- **TO BE DONE**
Give back the full material, exactly as it reads.

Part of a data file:
________________________________________
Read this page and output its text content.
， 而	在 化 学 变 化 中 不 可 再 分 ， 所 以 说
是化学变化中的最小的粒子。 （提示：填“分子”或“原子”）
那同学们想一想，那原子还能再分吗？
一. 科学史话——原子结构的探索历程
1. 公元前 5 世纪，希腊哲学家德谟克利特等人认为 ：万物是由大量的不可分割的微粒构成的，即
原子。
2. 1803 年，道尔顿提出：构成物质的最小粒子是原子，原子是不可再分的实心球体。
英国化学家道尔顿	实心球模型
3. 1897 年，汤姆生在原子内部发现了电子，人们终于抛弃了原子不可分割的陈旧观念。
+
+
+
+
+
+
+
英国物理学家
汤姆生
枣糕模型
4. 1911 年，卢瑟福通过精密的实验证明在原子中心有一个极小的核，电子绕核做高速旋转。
________________________________________
- **CORRECT OUTPUT**
Read this page and output its text content.
， 而	在 化 学 变 化 中 不 可 再 分 ， 所 以 说
是化学变化中的最小的粒子。 （提示：填“分子”或“原子”）
那同学们想一想，那原子还能再分吗？
一. 科学史话——原子结构的探索历程
1. 公元前 5 世纪，希腊哲学家德谟克利特等人认为 ：万物是由大量的不可分割的微粒构成的，即
原子。
2. 1803 年，道尔顿提出：构成物质的最小粒子是原子，原子是不可再分的实心球体。
英国化学家道尔顿	实心球模型
3. 1897 年，汤姆生在原子内部发现了电子，人们终于抛弃了原子不可分割的陈旧观念。
+
+
+
+
+
+
+
英国物理学家
汤姆生
枣糕模型
4. 1911 年，卢瑟福通过精密的实验证明在原子中心有一个极小的核，电子绕核做高速旋转。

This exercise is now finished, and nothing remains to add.